---------- Listed records

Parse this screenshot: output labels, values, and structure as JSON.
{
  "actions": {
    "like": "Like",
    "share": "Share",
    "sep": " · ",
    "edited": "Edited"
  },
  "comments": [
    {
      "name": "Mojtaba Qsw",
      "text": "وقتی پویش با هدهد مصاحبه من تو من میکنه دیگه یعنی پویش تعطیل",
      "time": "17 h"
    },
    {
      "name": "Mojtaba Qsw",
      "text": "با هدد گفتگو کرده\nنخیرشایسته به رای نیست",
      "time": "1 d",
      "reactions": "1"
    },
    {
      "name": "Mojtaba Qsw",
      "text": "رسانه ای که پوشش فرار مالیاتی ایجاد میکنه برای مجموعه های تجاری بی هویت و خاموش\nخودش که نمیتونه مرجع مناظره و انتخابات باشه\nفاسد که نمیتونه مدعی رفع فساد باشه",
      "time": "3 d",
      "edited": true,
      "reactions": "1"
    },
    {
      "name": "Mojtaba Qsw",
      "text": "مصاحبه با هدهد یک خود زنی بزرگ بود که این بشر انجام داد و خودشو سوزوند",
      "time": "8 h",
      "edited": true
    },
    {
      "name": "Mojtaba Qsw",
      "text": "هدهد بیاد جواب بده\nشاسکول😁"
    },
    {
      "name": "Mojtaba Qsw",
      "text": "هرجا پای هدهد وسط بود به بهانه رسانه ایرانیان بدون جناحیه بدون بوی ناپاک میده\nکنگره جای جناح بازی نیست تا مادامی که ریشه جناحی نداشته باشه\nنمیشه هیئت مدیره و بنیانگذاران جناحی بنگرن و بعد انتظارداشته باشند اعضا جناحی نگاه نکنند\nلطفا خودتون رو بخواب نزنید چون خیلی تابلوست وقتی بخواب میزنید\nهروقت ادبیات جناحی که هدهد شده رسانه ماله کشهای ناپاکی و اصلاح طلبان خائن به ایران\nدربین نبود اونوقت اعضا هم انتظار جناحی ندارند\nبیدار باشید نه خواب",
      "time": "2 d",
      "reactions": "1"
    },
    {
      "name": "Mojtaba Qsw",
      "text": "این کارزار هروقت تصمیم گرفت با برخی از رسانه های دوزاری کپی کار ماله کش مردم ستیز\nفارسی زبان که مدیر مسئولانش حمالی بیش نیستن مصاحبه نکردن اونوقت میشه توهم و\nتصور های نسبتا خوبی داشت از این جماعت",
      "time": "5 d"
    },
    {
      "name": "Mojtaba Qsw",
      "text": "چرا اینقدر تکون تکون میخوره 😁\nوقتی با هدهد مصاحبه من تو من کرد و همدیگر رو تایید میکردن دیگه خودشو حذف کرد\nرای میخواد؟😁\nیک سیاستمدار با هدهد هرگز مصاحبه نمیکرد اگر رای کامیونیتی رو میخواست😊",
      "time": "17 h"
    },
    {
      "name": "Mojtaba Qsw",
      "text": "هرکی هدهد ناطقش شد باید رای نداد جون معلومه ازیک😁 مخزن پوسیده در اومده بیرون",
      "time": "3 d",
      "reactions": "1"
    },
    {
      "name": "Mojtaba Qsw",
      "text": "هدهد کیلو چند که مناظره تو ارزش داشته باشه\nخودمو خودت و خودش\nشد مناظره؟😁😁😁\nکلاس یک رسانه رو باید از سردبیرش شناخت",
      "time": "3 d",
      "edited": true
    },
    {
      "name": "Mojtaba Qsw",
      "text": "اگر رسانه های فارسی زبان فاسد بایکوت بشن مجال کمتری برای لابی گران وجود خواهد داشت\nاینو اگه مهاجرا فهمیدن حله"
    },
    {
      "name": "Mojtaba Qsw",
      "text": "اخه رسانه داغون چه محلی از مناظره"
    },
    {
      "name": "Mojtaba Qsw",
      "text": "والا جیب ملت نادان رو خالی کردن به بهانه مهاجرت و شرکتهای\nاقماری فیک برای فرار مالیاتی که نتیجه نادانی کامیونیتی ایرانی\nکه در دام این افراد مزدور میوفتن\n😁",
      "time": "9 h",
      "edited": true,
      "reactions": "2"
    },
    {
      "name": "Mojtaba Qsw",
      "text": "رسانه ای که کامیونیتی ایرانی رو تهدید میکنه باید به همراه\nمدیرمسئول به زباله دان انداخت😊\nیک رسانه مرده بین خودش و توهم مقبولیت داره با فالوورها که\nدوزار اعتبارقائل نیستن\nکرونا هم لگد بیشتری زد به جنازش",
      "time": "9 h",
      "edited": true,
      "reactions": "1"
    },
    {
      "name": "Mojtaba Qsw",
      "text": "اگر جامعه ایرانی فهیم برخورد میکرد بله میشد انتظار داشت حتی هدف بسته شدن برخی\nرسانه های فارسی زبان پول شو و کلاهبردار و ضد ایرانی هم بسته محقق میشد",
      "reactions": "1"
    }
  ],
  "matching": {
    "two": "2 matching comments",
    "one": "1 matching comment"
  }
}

--------------------

Do this: Copy each record from above without leaving any out.

Response for this exercise:
Parse this screenshot: output labels, values, and structure as JSON.
{
  "actions": {
    "like": "Like",
    "share": "Share",
    "sep": " · ",
    "edited": "Edited"
  },
  "comments": [
    {
      "name": "Mojtaba Qsw",
      "text": "وقتی پویش با هدهد مصاحبه من تو من میکنه دیگه یعنی پویش تعطیل",
      "time": "17 h"
    },
    {
      "name": "Mojtaba Qsw",
      "text": "با هدد گفتگو کرده\nنخیرشایسته به رای نیست",
      "time": "1 d",
      "reactions": "1"
    },
    {
      "name": "Mojtaba Qsw",
      "text": "رسانه ای که پوشش فرار مالیاتی ایجاد میکنه برای مجموعه های تجاری بی هویت و خاموش\nخودش که نمیتونه مرجع مناظره و انتخابات باشه\nفاسد که نمیتونه مدعی رفع فساد باشه",
      "time": "3 d",
      "edited": true,
      "reactions": "1"
    },
    {
      "name": "Mojtaba Qsw",
      "text": "مصاحبه با هدهد یک خود زنی بزرگ بود که این بشر انجام داد و خودشو سوزوند",
      "time": "8 h",
      "edited": true
    },
    {
      "name": "Mojtaba Qsw",
      "text": "هدهد بیاد جواب بده\nشاسکول😁"
    },
    {
      "name": "Mojtaba Qsw",
      "text": "هرجا پای هدهد وسط بود به بهانه رسانه ایرانیان بدون جناحیه بدون بوی ناپاک میده\nکنگره جای جناح بازی نیست تا مادامی که ریشه جناحی نداشته باشه\nنمیشه هیئت مدیره و بنیانگذاران جناحی بنگرن و بعد انتظارداشته باشند اعضا جناحی نگاه نکنند\nلطفا خودتون رو بخواب نزنید چون خیلی تابلوست وقتی بخواب میزنید\nهروقت ادبیات جناحی که هدهد شده رسانه ماله کشهای ناپاکی و اصلاح طلبان خائن به ایران\nدربین نبود اونوقت اعضا هم انتظار جناحی ندارند\nبیدار باشید نه خواب",
      "time": "2 d",
      "reactions": "1"
    },
    {
      "name": "Mojtaba Qsw",
      "text": "این کارزار هروقت تصمیم گرفت با برخی از رسانه های دوزاری کپی کار ماله کش مردم ستیز\nفارسی زبان که مدیر مسئولانش حمالی بیش نیستن مصاحبه نکردن اونوقت میشه توهم و\nتصور های نسبتا خوبی داشت از این جماعت",
      "time": "5 d"
    },
    {
      "name": "Mojtaba Qsw",
      "text": "چرا اینقدر تکون تکون میخوره 😁\nوقتی با هدهد مصاحبه من تو من کرد و همدیگر رو تایید میکردن دیگه خودشو حذف کرد\nرای میخواد؟😁\nیک سیاستمدار با هدهد هرگز مصاحبه نمیکرد اگر رای کامیونیتی رو میخواست😊",
      "time": "17 h"
    },
    {
      "name": "Mojtaba Qsw",
      "text": "هرکی هدهد ناطقش شد باید رای نداد جون معلومه ازیک😁 مخزن پوسیده در اومده بیرون",
      "time": "3 d",
      "reactions": "1"
    },
    {
      "name": "Mojtaba Qsw",
      "text": "هدهد کیلو چند که مناظره تو ارزش داشته باشه\nخودمو خودت و خودش\nشد مناظره؟😁😁😁\nکلاس یک رسانه رو باید از سردبیرش شناخت",
      "time": "3 d",
      "edited": true
    },
    {
      "name": "Mojtaba Qsw",
      "text": "اگر رسانه های فارسی زبان فاسد بایکوت بشن مجال کمتری برای لابی گران وجود خواهد داشت\nاینو اگه مهاجرا فهمیدن حله"
    },
    {
      "name": "Mojtaba Qsw",
      "text": "اخه رسانه داغون چه محلی از مناظره"
    },
    {
      "name": "Mojtaba Qsw",
      "text": "والا جیب ملت نادان رو خالی کردن به بهانه مهاجرت و شرکتهای\nاقماری فیک برای فرار مالیاتی که نتیجه نادانی کامیونیتی ایرانی\nکه در دام این افراد مزدور میوفتن\n😁",
      "time": "9 h",
      "edited": true,
      "reactions": "2"
    },
    {
      "name": "Mojtaba Qsw",
      "text": "رسانه ای که کامیونیتی ایرانی رو تهدید میکنه باید به همراه\nمدیرمسئول به زباله دان انداخت😊\nیک رسانه مرده بین خودش و توهم مقبولیت داره با فالوورها که\nدوزار اعتبارقائل نیستن\nکرونا هم لگد بیشتری زد به جنازش",
      "time": "9 h",
      "edited": true,
      "reactions": "1"
    },
    {
      "name": "Mojtaba Qsw",
      "text": "اگر جامعه ایرانی فهیم برخورد میکرد بله میشد انتظار داشت حتی هدف بسته شدن برخی\nرسانه های فارسی زبان پول شو و کلاهبردار و ضد ایرانی هم بسته محقق میشد",
      "reactions": "1"
    }
  ],
  "matching": {
    "two": "2 matching comments",
    "one": "1 matching comment"
  }
}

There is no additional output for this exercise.